- _TASK DIRECTIONS_:
Find the word "ANALYST" in the listing; pull out each line holding it.

- _RECORDS TO USE_:

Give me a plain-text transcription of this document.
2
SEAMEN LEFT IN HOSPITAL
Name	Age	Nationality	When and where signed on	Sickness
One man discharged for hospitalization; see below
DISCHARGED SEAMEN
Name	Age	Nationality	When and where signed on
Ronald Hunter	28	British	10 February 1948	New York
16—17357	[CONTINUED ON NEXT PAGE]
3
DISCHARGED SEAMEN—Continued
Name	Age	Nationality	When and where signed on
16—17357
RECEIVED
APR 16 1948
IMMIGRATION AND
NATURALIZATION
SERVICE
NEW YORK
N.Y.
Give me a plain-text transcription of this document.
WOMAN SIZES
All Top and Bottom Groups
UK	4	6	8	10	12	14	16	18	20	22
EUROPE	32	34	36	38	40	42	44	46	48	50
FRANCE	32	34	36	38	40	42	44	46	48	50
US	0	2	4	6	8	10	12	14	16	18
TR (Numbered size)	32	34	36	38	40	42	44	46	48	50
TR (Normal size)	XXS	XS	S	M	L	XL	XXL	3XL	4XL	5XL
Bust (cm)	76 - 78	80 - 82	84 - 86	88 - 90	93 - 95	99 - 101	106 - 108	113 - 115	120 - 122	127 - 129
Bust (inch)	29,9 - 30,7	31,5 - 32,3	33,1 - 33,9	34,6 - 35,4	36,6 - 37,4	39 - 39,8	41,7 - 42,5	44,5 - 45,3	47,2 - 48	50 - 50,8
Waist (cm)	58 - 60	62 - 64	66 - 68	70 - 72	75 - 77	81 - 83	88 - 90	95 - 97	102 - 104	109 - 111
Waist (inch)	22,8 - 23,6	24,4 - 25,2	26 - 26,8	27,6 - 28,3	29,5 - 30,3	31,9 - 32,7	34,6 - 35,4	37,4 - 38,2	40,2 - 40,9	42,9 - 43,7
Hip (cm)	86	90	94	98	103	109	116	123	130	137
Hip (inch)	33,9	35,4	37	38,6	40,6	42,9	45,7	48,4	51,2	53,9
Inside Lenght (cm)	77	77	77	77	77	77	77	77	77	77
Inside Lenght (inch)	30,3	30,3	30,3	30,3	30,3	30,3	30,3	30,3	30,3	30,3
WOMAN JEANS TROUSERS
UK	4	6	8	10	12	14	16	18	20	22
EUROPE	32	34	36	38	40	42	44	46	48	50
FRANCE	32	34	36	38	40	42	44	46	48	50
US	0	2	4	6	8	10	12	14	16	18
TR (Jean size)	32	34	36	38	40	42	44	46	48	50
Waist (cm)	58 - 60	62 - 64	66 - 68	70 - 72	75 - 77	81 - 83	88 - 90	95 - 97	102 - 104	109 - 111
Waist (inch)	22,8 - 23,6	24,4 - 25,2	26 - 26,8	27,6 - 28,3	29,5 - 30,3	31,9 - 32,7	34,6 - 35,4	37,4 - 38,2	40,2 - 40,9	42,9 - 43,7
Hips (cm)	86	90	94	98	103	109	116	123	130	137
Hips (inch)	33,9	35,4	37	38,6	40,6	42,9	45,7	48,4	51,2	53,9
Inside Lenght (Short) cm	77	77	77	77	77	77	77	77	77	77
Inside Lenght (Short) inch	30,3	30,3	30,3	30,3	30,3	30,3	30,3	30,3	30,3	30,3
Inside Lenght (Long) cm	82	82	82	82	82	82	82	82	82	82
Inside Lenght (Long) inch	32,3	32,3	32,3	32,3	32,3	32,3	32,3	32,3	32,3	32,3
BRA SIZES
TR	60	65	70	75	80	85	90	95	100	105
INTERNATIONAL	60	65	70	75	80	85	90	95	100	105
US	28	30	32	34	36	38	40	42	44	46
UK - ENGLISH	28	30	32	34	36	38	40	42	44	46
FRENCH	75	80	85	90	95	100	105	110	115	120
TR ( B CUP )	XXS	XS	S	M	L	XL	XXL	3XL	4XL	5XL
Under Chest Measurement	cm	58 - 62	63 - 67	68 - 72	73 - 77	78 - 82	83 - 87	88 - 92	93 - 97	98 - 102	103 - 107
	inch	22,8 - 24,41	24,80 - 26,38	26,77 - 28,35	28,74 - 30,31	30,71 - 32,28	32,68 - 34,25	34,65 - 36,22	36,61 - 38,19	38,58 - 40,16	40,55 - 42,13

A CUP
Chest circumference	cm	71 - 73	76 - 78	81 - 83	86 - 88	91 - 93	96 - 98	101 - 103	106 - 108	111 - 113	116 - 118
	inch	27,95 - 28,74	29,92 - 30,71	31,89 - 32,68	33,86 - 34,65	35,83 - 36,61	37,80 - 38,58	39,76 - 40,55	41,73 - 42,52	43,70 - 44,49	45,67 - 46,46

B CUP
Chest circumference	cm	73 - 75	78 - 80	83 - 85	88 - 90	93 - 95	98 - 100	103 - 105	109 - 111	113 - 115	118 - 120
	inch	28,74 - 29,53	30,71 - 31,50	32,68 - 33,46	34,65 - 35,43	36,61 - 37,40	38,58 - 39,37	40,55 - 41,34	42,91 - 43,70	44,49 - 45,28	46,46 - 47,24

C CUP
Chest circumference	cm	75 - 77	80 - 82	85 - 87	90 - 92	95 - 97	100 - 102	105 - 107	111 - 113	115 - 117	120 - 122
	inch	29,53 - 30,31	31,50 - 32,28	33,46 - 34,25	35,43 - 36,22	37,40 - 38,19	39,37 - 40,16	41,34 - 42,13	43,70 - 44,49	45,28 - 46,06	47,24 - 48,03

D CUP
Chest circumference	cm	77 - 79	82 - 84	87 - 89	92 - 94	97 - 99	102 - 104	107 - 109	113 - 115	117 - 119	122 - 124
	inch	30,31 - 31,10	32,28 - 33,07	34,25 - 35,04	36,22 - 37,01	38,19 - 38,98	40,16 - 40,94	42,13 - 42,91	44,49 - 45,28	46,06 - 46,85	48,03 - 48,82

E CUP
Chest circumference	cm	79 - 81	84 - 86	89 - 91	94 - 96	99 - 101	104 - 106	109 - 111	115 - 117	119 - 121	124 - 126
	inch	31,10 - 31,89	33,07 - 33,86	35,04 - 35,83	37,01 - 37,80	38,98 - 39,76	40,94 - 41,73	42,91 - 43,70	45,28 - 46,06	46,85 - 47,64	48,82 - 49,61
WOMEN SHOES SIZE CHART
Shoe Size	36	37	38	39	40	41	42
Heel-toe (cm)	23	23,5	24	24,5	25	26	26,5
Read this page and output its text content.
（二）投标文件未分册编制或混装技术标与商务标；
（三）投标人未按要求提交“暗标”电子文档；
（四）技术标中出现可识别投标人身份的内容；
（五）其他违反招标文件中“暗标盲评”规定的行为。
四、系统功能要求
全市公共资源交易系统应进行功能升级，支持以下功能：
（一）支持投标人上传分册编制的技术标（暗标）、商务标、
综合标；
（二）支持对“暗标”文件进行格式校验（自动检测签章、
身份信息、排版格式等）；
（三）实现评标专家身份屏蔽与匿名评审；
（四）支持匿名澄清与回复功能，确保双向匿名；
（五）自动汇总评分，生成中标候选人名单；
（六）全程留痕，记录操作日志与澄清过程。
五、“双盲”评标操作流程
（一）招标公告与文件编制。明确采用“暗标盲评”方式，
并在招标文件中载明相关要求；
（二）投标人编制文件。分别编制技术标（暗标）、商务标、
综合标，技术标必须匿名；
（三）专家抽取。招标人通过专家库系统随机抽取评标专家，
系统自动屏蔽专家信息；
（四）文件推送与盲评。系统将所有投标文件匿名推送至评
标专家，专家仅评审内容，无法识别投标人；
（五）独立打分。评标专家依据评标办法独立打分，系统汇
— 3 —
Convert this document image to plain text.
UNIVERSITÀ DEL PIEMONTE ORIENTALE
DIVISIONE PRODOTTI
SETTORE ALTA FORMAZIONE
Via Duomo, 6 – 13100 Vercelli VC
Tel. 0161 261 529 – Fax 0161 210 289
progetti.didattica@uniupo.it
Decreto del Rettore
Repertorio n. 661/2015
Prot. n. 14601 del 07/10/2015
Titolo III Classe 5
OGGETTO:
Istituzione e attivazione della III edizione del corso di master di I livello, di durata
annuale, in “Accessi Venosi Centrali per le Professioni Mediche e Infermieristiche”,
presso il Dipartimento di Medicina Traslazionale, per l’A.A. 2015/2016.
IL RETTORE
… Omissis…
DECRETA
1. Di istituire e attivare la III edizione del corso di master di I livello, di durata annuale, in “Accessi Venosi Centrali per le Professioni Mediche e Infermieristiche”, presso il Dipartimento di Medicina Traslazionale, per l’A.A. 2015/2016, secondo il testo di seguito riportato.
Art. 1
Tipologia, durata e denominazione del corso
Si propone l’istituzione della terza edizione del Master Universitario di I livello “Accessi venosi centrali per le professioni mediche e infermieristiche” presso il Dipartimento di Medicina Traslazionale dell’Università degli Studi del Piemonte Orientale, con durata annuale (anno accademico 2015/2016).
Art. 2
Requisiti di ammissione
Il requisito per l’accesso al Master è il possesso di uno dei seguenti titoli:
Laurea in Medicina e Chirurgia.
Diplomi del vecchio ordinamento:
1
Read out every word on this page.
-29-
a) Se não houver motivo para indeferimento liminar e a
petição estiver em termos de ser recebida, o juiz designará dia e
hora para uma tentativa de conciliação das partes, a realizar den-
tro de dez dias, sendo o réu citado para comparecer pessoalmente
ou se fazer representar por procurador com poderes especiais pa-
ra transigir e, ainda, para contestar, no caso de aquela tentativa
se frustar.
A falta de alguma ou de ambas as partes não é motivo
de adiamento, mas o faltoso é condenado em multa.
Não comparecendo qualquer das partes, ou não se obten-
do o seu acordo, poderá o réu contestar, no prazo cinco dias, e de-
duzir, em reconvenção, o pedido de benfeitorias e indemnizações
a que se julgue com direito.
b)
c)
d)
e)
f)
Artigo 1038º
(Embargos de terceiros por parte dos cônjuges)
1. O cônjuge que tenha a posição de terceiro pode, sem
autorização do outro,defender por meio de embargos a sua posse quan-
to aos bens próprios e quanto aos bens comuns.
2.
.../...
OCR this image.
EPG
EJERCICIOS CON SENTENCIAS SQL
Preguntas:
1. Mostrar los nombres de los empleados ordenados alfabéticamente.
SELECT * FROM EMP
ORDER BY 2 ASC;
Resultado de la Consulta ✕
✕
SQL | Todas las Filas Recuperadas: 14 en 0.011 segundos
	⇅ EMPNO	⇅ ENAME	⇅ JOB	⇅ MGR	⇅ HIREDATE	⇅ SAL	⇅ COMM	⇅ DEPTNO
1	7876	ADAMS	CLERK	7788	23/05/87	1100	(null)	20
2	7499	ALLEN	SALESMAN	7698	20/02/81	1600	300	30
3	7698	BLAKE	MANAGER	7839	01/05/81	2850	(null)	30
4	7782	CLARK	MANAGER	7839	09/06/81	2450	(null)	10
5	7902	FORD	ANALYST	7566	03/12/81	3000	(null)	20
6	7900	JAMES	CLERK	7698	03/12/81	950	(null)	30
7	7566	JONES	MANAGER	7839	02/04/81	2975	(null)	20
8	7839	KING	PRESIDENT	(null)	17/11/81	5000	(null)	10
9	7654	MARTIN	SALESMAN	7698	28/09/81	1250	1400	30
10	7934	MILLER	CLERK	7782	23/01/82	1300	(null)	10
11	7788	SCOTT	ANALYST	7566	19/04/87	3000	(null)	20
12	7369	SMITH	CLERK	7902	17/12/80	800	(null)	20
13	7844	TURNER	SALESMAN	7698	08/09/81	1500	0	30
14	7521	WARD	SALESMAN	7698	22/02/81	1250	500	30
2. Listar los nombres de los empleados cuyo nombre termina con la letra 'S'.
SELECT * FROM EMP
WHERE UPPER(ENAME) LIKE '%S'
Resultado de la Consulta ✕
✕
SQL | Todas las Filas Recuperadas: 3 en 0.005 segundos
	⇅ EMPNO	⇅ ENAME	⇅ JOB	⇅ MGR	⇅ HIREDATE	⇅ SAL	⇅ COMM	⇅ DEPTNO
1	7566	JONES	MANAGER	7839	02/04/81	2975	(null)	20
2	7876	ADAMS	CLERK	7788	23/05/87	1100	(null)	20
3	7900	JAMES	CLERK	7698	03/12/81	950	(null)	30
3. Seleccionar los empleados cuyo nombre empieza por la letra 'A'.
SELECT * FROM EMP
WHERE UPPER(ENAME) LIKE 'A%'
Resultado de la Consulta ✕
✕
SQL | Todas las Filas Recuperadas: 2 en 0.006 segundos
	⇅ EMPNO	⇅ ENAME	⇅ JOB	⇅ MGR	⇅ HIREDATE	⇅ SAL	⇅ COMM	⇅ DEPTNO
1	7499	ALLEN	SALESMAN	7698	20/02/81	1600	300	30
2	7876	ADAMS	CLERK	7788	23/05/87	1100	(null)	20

- _FULL RESPONSE_:
5	7902	FORD	ANALYST	7566	03/12/81	3000	(null)	20
11	7788	SCOTT	ANALYST	7566	19/04/87	3000	(null)	20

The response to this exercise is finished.